### WORK TO DO
Gather all lines containing the string "yeast" and copy them out.
──────── MATERIAL PROVIDED
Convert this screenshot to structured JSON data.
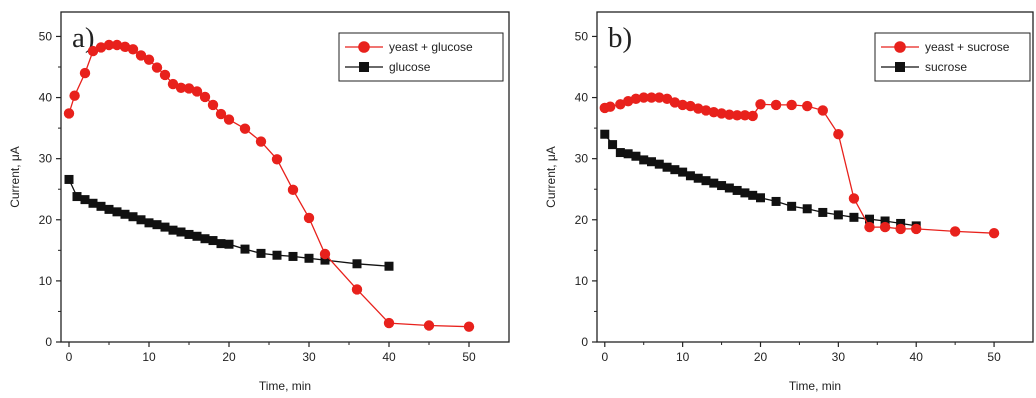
{
  "chart_data": [
    {
      "type": "line",
      "panel_label": "a)",
      "xlabel": "Time, min",
      "ylabel": "Current, μA",
      "xlim": [
        -1,
        55
      ],
      "ylim": [
        0,
        54
      ],
      "x_ticks": [
        0,
        10,
        20,
        30,
        40,
        50
      ],
      "y_ticks": [
        0,
        10,
        20,
        30,
        40,
        50
      ],
      "grid": false,
      "legend_position": "top-right",
      "series": [
        {
          "name": "yeast + glucose",
          "color": "#e8211c",
          "marker": "circle",
          "x": [
            0,
            0.7,
            2,
            3,
            4,
            5,
            6,
            7,
            8,
            9,
            10,
            11,
            12,
            13,
            14,
            15,
            16,
            17,
            18,
            19,
            20,
            22,
            24,
            26,
            28,
            30,
            32,
            36,
            40,
            45,
            50
          ],
          "y": [
            37.4,
            40.3,
            44.0,
            47.6,
            48.2,
            48.6,
            48.6,
            48.3,
            47.9,
            46.9,
            46.2,
            44.9,
            43.7,
            42.2,
            41.6,
            41.5,
            41.0,
            40.1,
            38.8,
            37.3,
            36.4,
            34.9,
            32.8,
            29.9,
            24.9,
            20.3,
            14.4,
            8.6,
            3.1,
            2.7,
            2.5
          ]
        },
        {
          "name": "glucose",
          "color": "#111111",
          "marker": "square",
          "x": [
            0,
            1,
            2,
            3,
            4,
            5,
            6,
            7,
            8,
            9,
            10,
            11,
            12,
            13,
            14,
            15,
            16,
            17,
            18,
            19,
            20,
            22,
            24,
            26,
            28,
            30,
            32,
            36,
            40
          ],
          "y": [
            26.6,
            23.8,
            23.3,
            22.7,
            22.2,
            21.7,
            21.3,
            20.9,
            20.5,
            20.0,
            19.5,
            19.2,
            18.8,
            18.3,
            18.0,
            17.6,
            17.3,
            16.9,
            16.6,
            16.1,
            16.0,
            15.2,
            14.5,
            14.2,
            14.0,
            13.7,
            13.4,
            12.8,
            12.4
          ]
        }
      ]
    },
    {
      "type": "line",
      "panel_label": "b)",
      "xlabel": "Time, min",
      "ylabel": "Current, μA",
      "xlim": [
        -1,
        55
      ],
      "ylim": [
        0,
        54
      ],
      "x_ticks": [
        0,
        10,
        20,
        30,
        40,
        50
      ],
      "y_ticks": [
        0,
        10,
        20,
        30,
        40,
        50
      ],
      "grid": false,
      "legend_position": "top-right",
      "series": [
        {
          "name": "yeast + sucrose",
          "color": "#e8211c",
          "marker": "circle",
          "x": [
            0,
            0.7,
            2,
            3,
            4,
            5,
            6,
            7,
            8,
            9,
            10,
            11,
            12,
            13,
            14,
            15,
            16,
            17,
            18,
            19,
            20,
            22,
            24,
            26,
            28,
            30,
            32,
            34,
            36,
            38,
            40,
            45,
            50
          ],
          "y": [
            38.3,
            38.5,
            38.9,
            39.4,
            39.8,
            40.0,
            40.0,
            40.0,
            39.8,
            39.2,
            38.8,
            38.6,
            38.2,
            37.9,
            37.6,
            37.4,
            37.2,
            37.1,
            37.1,
            37.0,
            38.9,
            38.8,
            38.8,
            38.6,
            37.9,
            34.0,
            23.5,
            18.8,
            18.8,
            18.5,
            18.5,
            18.1,
            17.8
          ]
        },
        {
          "name": "sucrose",
          "color": "#111111",
          "marker": "square",
          "x": [
            0,
            1,
            2,
            3,
            4,
            5,
            6,
            7,
            8,
            9,
            10,
            11,
            12,
            13,
            14,
            15,
            16,
            17,
            18,
            19,
            20,
            22,
            24,
            26,
            28,
            30,
            32,
            34,
            36,
            38,
            40
          ],
          "y": [
            34.0,
            32.3,
            31.0,
            30.8,
            30.4,
            29.8,
            29.5,
            29.1,
            28.6,
            28.2,
            27.8,
            27.2,
            26.8,
            26.4,
            26.0,
            25.6,
            25.2,
            24.8,
            24.4,
            24.0,
            23.6,
            23.0,
            22.2,
            21.8,
            21.2,
            20.8,
            20.4,
            20.1,
            19.8,
            19.4,
            19.0
          ]
        }
      ]
    }
  ]
}
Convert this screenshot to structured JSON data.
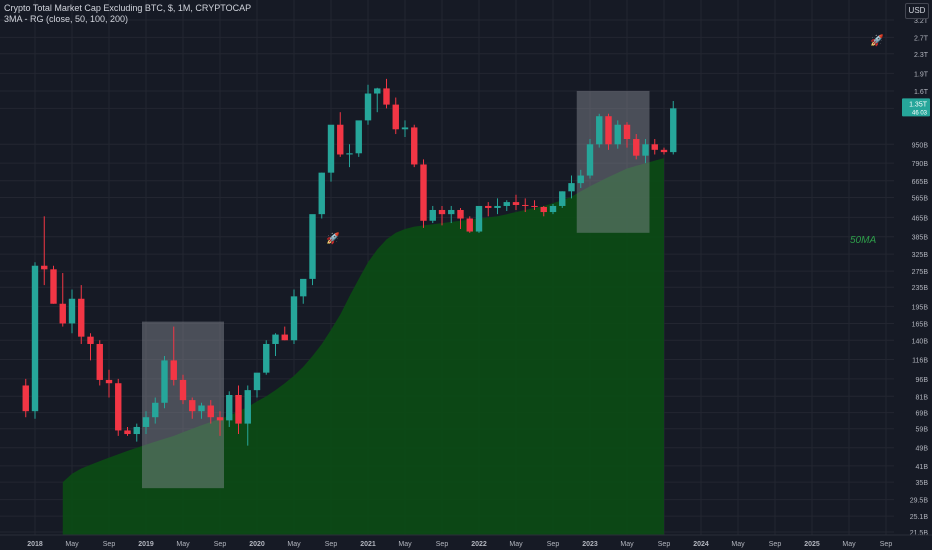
{
  "header": {
    "title": "Crypto Total Market Cap Excluding BTC, $, 1M, CRYPTOCAP",
    "indicator": "3MA - RG (close, 50, 100, 200)"
  },
  "currency_button": "USD",
  "ma_label": "50MA",
  "price_tags": {
    "last": "1.35T",
    "secondary": "46 03"
  },
  "colors": {
    "background": "#161a25",
    "up": "#26a69a",
    "down": "#f23645",
    "ma_fill": "#0b4d14",
    "highlight_box": "#8a8d96",
    "grid": "#232631",
    "rocket": "#26a69a"
  },
  "icons": [
    "rocket-icon-top-right",
    "rocket-icon-middle"
  ],
  "chart_data": {
    "type": "candlestick",
    "interval": "1M",
    "scale": "log",
    "ylim": [
      20.5,
      3500
    ],
    "y_unit": "B",
    "y_ticks": [
      {
        "v": 3200,
        "label": "3.2T"
      },
      {
        "v": 2700,
        "label": "2.7T"
      },
      {
        "v": 2300,
        "label": "2.3T"
      },
      {
        "v": 1900,
        "label": "1.9T"
      },
      {
        "v": 1600,
        "label": "1.6T"
      },
      {
        "v": 1350,
        "label": "1.35T"
      },
      {
        "v": 950,
        "label": "950B"
      },
      {
        "v": 790,
        "label": "790B"
      },
      {
        "v": 665,
        "label": "665B"
      },
      {
        "v": 565,
        "label": "565B"
      },
      {
        "v": 465,
        "label": "465B"
      },
      {
        "v": 385,
        "label": "385B"
      },
      {
        "v": 325,
        "label": "325B"
      },
      {
        "v": 275,
        "label": "275B"
      },
      {
        "v": 235,
        "label": "235B"
      },
      {
        "v": 195,
        "label": "195B"
      },
      {
        "v": 165,
        "label": "165B"
      },
      {
        "v": 140,
        "label": "140B"
      },
      {
        "v": 116,
        "label": "116B"
      },
      {
        "v": 96,
        "label": "96B"
      },
      {
        "v": 81,
        "label": "81B"
      },
      {
        "v": 69,
        "label": "69B"
      },
      {
        "v": 59,
        "label": "59B"
      },
      {
        "v": 49,
        "label": "49B"
      },
      {
        "v": 41,
        "label": "41B"
      },
      {
        "v": 35,
        "label": "35B"
      },
      {
        "v": 29.5,
        "label": "29.5B"
      },
      {
        "v": 25.1,
        "label": "25.1B"
      },
      {
        "v": 21.5,
        "label": "21.5B"
      }
    ],
    "x_ticks": [
      {
        "m": 0,
        "label": "2018"
      },
      {
        "m": 4,
        "label": "May"
      },
      {
        "m": 8,
        "label": "Sep"
      },
      {
        "m": 12,
        "label": "2019"
      },
      {
        "m": 16,
        "label": "May"
      },
      {
        "m": 20,
        "label": "Sep"
      },
      {
        "m": 24,
        "label": "2020"
      },
      {
        "m": 28,
        "label": "May"
      },
      {
        "m": 32,
        "label": "Sep"
      },
      {
        "m": 36,
        "label": "2021"
      },
      {
        "m": 40,
        "label": "May"
      },
      {
        "m": 44,
        "label": "Sep"
      },
      {
        "m": 48,
        "label": "2022"
      },
      {
        "m": 52,
        "label": "May"
      },
      {
        "m": 56,
        "label": "Sep"
      },
      {
        "m": 60,
        "label": "2023"
      },
      {
        "m": 64,
        "label": "May"
      },
      {
        "m": 68,
        "label": "Sep"
      },
      {
        "m": 72,
        "label": "2024"
      },
      {
        "m": 76,
        "label": "May"
      },
      {
        "m": 80,
        "label": "Sep"
      },
      {
        "m": 84,
        "label": "2025"
      },
      {
        "m": 88,
        "label": "May"
      },
      {
        "m": 92,
        "label": "Sep"
      }
    ],
    "candles_start_month": -1,
    "candles_ohlc": [
      [
        90,
        96,
        66,
        70
      ],
      [
        70,
        300,
        65,
        290
      ],
      [
        290,
        470,
        240,
        280
      ],
      [
        280,
        290,
        200,
        200
      ],
      [
        200,
        270,
        160,
        165
      ],
      [
        165,
        230,
        150,
        210
      ],
      [
        210,
        240,
        135,
        145
      ],
      [
        145,
        150,
        115,
        135
      ],
      [
        135,
        140,
        90,
        95
      ],
      [
        95,
        105,
        80,
        92
      ],
      [
        92,
        96,
        55,
        58
      ],
      [
        58,
        60,
        55,
        56
      ],
      [
        56,
        62,
        52,
        60
      ],
      [
        60,
        70,
        56,
        66
      ],
      [
        66,
        80,
        62,
        76
      ],
      [
        76,
        120,
        72,
        115
      ],
      [
        115,
        160,
        90,
        95
      ],
      [
        95,
        100,
        75,
        78
      ],
      [
        78,
        80,
        65,
        70
      ],
      [
        70,
        76,
        65,
        74
      ],
      [
        74,
        78,
        62,
        66
      ],
      [
        66,
        70,
        55,
        64
      ],
      [
        64,
        85,
        60,
        82
      ],
      [
        82,
        90,
        56,
        62
      ],
      [
        62,
        90,
        50,
        86
      ],
      [
        86,
        100,
        80,
        102
      ],
      [
        102,
        140,
        100,
        135
      ],
      [
        135,
        150,
        120,
        148
      ],
      [
        148,
        160,
        140,
        140
      ],
      [
        140,
        230,
        135,
        215
      ],
      [
        215,
        250,
        200,
        255
      ],
      [
        255,
        400,
        240,
        480
      ],
      [
        480,
        720,
        460,
        720
      ],
      [
        720,
        1000,
        660,
        1150
      ],
      [
        1150,
        1300,
        840,
        860
      ],
      [
        860,
        950,
        760,
        870
      ],
      [
        870,
        1150,
        840,
        1200
      ],
      [
        1200,
        1700,
        1150,
        1560
      ],
      [
        1560,
        1650,
        1300,
        1640
      ],
      [
        1640,
        1800,
        1350,
        1400
      ],
      [
        1400,
        1500,
        1050,
        1100
      ],
      [
        1100,
        1200,
        1020,
        1120
      ],
      [
        1120,
        1150,
        760,
        780
      ],
      [
        780,
        820,
        420,
        450
      ],
      [
        450,
        520,
        440,
        500
      ],
      [
        500,
        520,
        430,
        480
      ],
      [
        480,
        520,
        440,
        500
      ],
      [
        500,
        510,
        415,
        460
      ],
      [
        460,
        470,
        400,
        405
      ],
      [
        405,
        500,
        400,
        520
      ],
      [
        520,
        540,
        470,
        510
      ],
      [
        510,
        560,
        480,
        520
      ],
      [
        520,
        550,
        495,
        540
      ],
      [
        540,
        580,
        500,
        525
      ],
      [
        525,
        560,
        490,
        520
      ],
      [
        520,
        550,
        500,
        515
      ],
      [
        515,
        520,
        470,
        490
      ],
      [
        490,
        530,
        480,
        520
      ],
      [
        520,
        600,
        510,
        600
      ],
      [
        600,
        700,
        560,
        650
      ],
      [
        650,
        740,
        620,
        700
      ],
      [
        700,
        1000,
        680,
        950
      ],
      [
        950,
        1280,
        920,
        1250
      ],
      [
        1250,
        1280,
        900,
        950
      ],
      [
        950,
        1200,
        910,
        1150
      ],
      [
        1150,
        1180,
        920,
        1000
      ],
      [
        1000,
        1050,
        820,
        850
      ],
      [
        850,
        1000,
        790,
        950
      ],
      [
        950,
        1000,
        860,
        900
      ],
      [
        900,
        920,
        860,
        880
      ],
      [
        880,
        1450,
        860,
        1350
      ]
    ],
    "ma50_start_month": 3,
    "ma50": [
      35,
      38,
      40,
      41.5,
      43,
      44.5,
      46,
      47.5,
      49,
      50.5,
      52,
      53.5,
      55,
      57,
      59,
      61,
      63,
      65,
      67,
      70,
      73,
      77,
      81,
      86,
      92,
      99,
      108,
      120,
      135,
      155,
      180,
      215,
      255,
      300,
      340,
      375,
      400,
      415,
      425,
      430,
      435,
      440,
      445,
      450,
      455,
      460,
      465,
      470,
      480,
      490,
      500,
      510,
      520,
      535,
      550,
      570,
      600,
      630,
      660,
      690,
      720,
      750,
      770,
      790,
      810,
      830
    ],
    "highlight_boxes": [
      {
        "from_month": 12,
        "to_month": 20,
        "low": 33,
        "high": 168
      },
      {
        "from_month": 59,
        "to_month": 66,
        "low": 400,
        "high": 1600
      }
    ]
  }
}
────────────────
### EXERCISE OUTPUT
          "name": "yeast + glucose",
          "name": "yeast + sucrose",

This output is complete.